■ **WHAT YOU NEED TO DO**:
Find the lines holding the word "Accessibility" and collect them.
◆ ◆ ◆ ◆
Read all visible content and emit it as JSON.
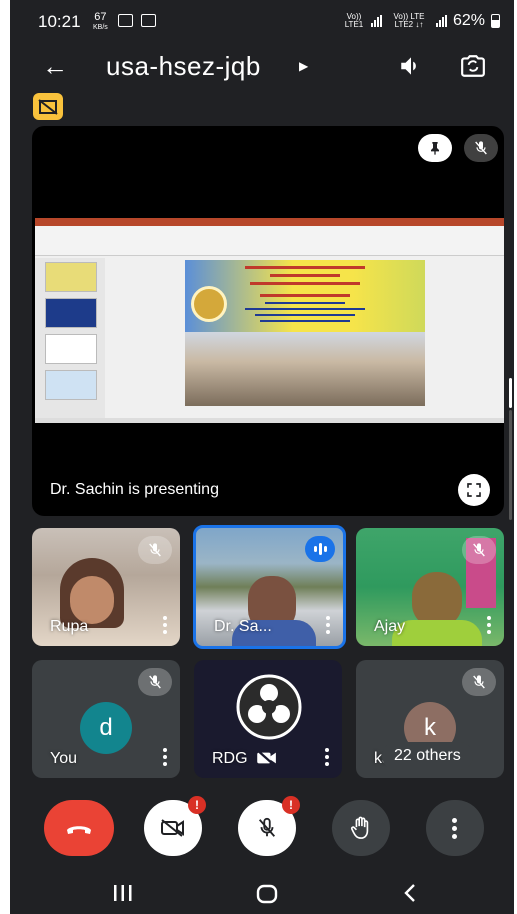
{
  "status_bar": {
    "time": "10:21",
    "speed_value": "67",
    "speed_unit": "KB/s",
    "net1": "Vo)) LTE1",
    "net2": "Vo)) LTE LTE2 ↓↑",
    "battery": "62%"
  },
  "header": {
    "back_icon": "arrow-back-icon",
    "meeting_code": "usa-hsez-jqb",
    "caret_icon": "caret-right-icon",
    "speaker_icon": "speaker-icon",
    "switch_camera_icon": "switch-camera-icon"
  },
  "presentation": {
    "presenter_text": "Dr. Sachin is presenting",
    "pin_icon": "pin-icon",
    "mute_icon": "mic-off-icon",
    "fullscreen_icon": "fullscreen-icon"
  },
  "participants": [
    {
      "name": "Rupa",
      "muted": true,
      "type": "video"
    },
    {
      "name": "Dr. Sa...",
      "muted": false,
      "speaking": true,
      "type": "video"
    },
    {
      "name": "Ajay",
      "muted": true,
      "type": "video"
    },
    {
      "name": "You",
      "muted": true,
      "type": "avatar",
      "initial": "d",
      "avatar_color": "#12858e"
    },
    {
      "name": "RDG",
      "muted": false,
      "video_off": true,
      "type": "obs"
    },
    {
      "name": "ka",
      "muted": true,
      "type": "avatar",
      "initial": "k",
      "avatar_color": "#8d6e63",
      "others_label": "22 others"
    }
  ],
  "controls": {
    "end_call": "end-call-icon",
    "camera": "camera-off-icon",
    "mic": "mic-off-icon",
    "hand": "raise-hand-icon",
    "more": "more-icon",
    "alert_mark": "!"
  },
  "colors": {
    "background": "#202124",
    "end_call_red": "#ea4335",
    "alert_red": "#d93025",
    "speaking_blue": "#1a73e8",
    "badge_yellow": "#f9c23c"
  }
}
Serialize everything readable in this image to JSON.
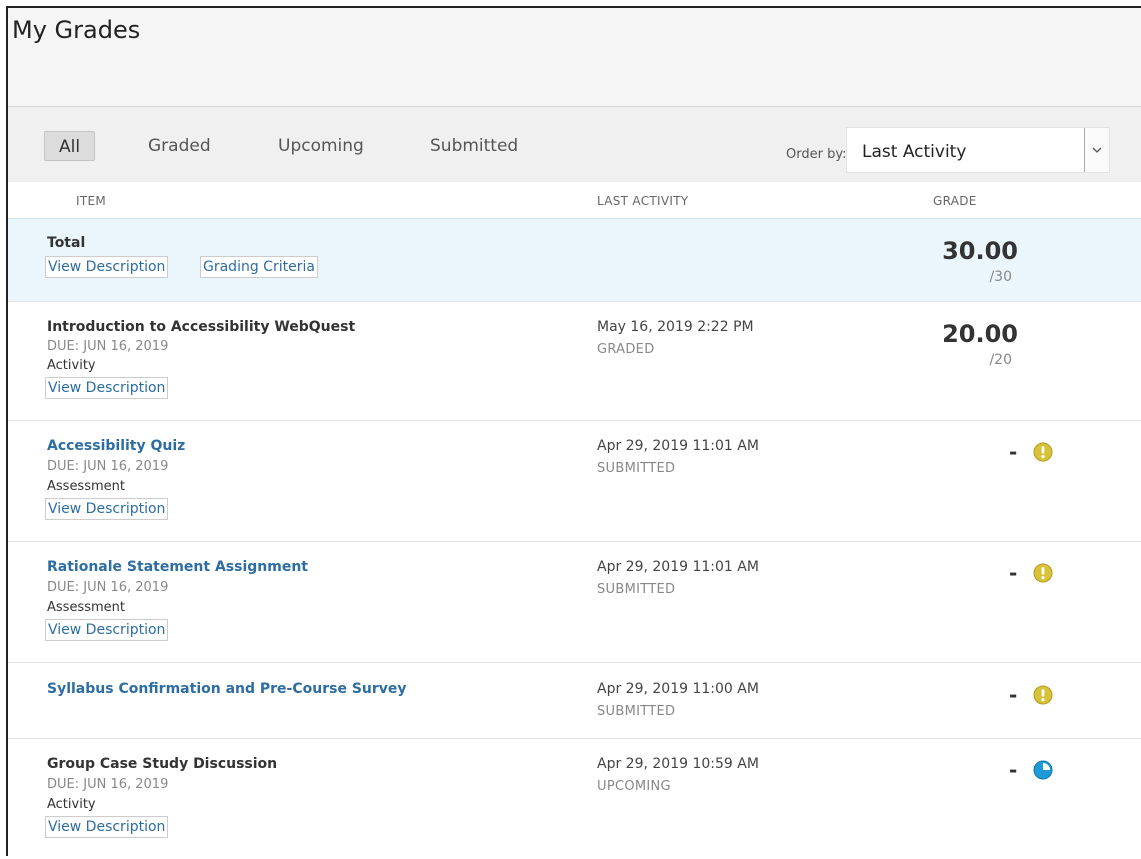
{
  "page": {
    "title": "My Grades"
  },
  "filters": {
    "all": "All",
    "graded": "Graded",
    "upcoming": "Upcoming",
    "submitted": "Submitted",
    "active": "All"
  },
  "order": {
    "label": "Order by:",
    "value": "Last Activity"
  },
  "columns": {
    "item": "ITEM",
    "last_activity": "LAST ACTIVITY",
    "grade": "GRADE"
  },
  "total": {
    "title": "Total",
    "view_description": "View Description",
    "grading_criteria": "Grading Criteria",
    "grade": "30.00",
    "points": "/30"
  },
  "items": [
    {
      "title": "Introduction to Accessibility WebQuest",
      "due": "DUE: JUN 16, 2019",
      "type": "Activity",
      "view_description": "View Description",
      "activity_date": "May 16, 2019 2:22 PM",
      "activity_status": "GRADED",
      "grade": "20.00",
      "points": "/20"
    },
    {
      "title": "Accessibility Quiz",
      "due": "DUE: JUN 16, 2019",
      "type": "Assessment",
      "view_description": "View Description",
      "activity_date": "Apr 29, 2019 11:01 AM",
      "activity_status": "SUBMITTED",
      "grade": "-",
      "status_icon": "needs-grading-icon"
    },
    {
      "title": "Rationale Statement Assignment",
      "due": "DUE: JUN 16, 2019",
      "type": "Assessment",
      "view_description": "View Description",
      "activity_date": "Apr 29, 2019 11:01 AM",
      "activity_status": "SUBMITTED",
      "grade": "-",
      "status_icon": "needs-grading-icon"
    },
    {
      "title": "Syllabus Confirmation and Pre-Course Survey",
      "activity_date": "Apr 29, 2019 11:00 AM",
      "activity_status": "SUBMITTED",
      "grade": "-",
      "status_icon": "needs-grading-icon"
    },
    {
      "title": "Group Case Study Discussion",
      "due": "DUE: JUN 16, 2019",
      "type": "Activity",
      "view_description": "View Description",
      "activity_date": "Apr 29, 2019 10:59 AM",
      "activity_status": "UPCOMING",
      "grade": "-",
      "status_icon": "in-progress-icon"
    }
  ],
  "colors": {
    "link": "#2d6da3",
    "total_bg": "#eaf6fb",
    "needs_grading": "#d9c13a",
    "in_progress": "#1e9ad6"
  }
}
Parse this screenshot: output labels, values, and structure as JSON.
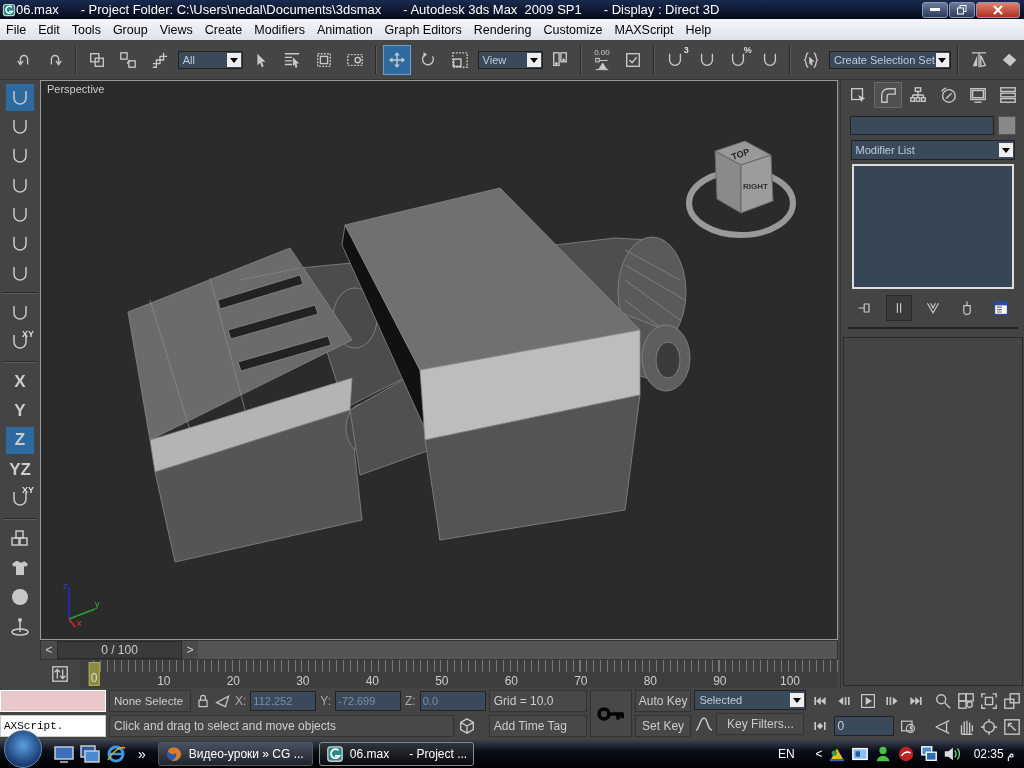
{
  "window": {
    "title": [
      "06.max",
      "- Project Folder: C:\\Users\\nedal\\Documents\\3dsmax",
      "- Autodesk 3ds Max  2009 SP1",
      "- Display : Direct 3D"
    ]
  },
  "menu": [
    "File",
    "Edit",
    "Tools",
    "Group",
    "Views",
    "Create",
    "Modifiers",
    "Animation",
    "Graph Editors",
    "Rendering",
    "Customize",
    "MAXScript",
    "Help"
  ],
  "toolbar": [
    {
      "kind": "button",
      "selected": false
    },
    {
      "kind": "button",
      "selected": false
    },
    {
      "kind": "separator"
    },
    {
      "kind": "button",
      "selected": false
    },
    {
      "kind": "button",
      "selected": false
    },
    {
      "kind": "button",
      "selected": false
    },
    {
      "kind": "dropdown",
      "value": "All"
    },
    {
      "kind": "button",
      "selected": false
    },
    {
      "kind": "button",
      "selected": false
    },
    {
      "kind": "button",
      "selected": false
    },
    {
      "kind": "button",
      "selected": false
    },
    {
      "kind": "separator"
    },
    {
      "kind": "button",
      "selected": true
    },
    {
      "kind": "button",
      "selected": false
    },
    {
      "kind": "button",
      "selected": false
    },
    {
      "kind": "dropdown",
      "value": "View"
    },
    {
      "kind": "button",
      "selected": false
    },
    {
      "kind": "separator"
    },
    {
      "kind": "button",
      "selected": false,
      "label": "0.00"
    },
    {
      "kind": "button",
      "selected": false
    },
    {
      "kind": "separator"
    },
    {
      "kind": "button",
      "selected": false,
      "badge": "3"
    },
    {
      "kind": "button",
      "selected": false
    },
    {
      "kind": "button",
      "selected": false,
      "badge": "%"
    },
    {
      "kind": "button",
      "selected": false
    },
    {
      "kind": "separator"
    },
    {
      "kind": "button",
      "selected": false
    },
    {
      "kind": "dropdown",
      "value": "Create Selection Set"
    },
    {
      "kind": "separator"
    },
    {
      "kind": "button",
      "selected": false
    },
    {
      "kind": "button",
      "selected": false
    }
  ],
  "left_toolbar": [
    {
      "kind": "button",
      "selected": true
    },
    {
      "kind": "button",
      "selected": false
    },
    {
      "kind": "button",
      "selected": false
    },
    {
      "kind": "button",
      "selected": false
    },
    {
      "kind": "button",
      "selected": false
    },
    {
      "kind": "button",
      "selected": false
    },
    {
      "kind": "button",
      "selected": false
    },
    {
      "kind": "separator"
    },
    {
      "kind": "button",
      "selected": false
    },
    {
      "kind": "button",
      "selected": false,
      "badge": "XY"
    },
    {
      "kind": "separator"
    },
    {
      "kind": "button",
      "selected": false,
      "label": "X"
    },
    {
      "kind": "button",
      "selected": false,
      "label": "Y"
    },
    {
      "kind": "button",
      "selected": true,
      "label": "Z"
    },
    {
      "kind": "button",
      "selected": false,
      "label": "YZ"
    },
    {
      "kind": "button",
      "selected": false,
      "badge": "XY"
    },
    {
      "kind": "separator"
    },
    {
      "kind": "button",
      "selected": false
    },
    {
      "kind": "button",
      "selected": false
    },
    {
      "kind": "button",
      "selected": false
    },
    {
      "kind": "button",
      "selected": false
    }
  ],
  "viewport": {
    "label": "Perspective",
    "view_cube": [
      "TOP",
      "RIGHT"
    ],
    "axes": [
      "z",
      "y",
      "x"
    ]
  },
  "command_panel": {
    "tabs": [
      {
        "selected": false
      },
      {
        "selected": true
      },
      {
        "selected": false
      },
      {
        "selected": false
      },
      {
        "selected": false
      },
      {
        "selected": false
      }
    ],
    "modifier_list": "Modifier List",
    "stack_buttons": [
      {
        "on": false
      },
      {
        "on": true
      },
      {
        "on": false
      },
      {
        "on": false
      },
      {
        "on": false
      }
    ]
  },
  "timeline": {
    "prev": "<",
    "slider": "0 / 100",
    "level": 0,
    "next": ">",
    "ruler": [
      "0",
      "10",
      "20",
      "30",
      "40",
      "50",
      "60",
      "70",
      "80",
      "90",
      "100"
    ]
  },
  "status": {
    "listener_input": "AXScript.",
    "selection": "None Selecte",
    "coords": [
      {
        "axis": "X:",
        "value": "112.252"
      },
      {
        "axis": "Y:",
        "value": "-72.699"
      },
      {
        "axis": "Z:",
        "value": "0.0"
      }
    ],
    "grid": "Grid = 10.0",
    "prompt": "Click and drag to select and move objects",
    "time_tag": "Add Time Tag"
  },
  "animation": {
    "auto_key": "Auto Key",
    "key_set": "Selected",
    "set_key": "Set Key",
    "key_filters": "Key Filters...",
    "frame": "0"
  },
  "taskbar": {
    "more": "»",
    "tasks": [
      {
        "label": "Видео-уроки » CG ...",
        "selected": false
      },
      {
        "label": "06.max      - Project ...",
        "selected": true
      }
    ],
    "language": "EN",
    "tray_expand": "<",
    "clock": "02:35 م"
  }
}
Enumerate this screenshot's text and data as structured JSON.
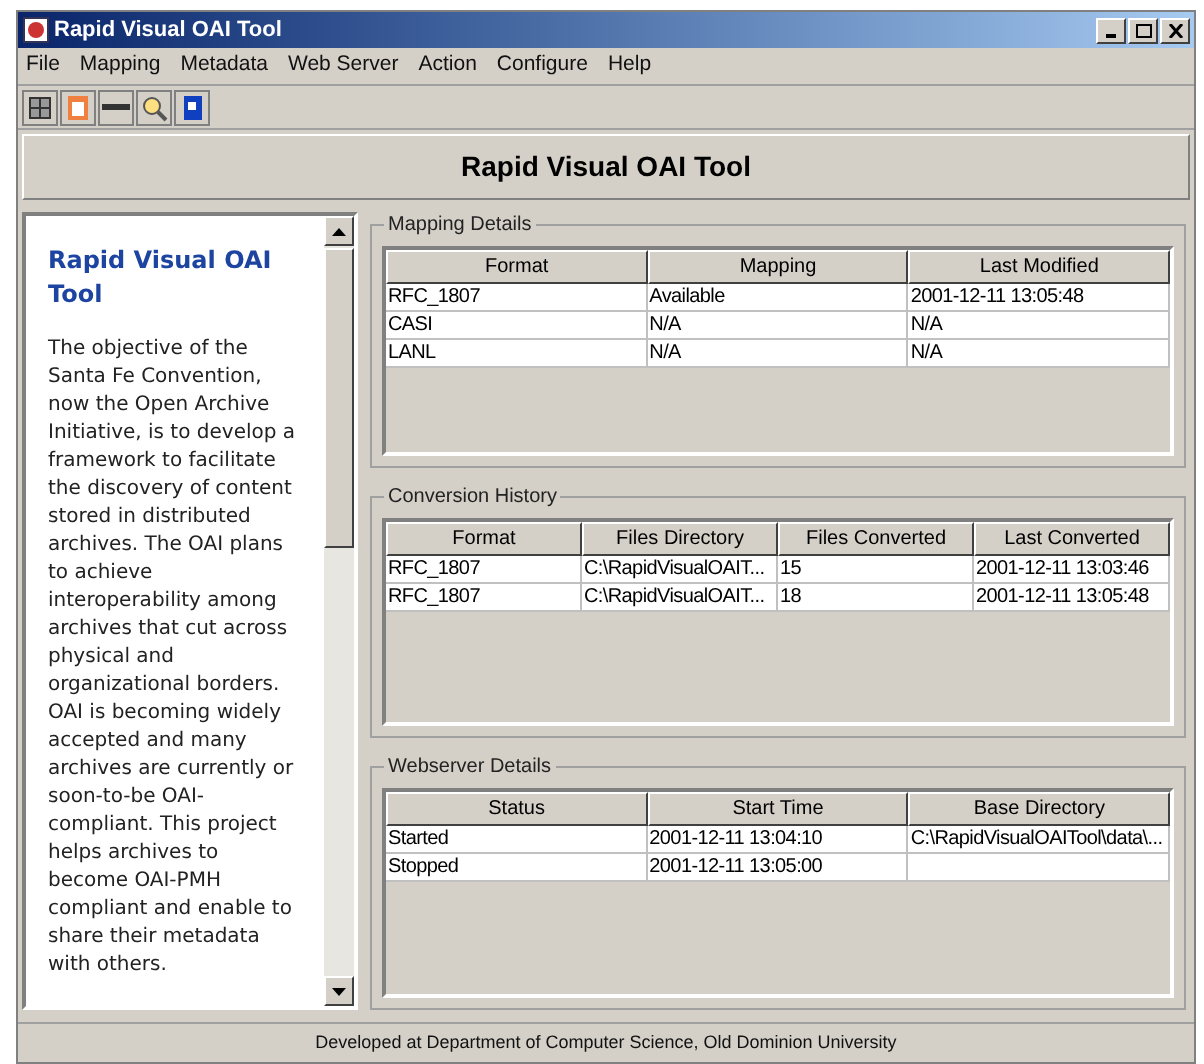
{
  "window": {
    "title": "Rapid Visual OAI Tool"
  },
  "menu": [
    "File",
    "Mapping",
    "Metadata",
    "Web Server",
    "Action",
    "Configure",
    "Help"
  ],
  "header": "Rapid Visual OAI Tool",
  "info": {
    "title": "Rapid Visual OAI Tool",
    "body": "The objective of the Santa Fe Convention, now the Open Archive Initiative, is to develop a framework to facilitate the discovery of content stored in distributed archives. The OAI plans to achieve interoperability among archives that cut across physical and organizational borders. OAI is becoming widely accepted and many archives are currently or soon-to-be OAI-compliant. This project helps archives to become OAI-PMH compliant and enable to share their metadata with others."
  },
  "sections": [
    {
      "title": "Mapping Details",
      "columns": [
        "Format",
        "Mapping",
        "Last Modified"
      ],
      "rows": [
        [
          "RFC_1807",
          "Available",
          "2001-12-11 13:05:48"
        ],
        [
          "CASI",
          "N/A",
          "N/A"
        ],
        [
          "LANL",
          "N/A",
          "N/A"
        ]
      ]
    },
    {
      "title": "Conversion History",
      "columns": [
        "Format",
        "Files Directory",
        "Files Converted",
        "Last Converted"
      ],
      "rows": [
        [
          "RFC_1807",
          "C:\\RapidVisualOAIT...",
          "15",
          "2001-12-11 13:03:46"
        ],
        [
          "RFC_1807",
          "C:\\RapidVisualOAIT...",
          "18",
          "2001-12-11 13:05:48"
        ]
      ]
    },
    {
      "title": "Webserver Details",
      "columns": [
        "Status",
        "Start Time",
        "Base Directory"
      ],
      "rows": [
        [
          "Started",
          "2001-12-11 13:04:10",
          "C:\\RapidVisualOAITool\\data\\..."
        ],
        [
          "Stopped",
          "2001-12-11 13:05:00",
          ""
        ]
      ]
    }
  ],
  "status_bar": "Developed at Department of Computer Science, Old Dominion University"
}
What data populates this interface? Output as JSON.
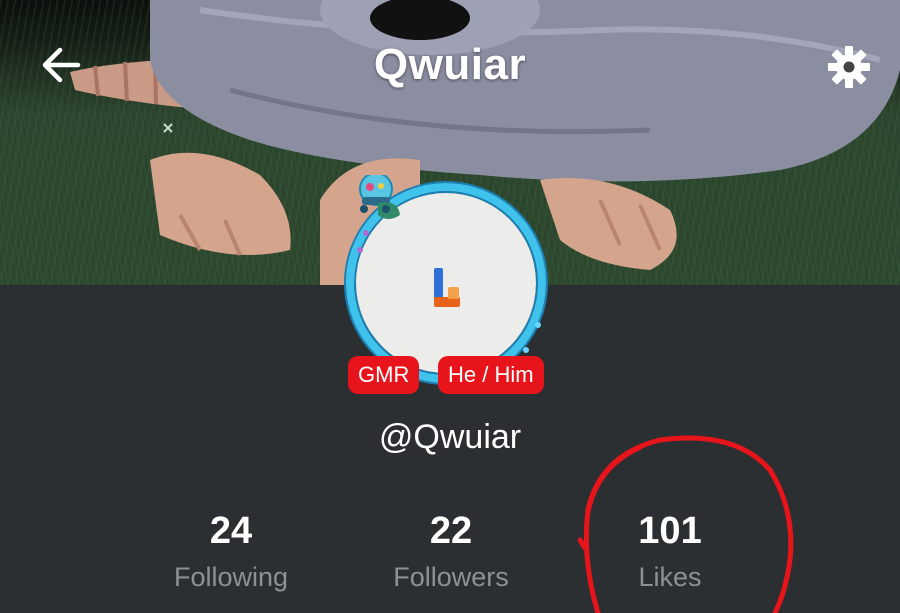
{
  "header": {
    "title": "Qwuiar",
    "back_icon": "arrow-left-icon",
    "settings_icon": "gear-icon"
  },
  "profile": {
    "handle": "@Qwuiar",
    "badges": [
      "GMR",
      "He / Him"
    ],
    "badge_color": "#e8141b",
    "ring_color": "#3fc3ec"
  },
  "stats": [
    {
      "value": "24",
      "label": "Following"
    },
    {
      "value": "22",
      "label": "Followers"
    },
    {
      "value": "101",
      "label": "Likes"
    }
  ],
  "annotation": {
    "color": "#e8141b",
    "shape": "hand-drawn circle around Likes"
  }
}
◆ ◆ ◆ ◆
■ **ANSWER TO THE EXERCISE**:
      "title": "Introduction to Accessibility WebQuest",
      "title": "Accessibility Quiz",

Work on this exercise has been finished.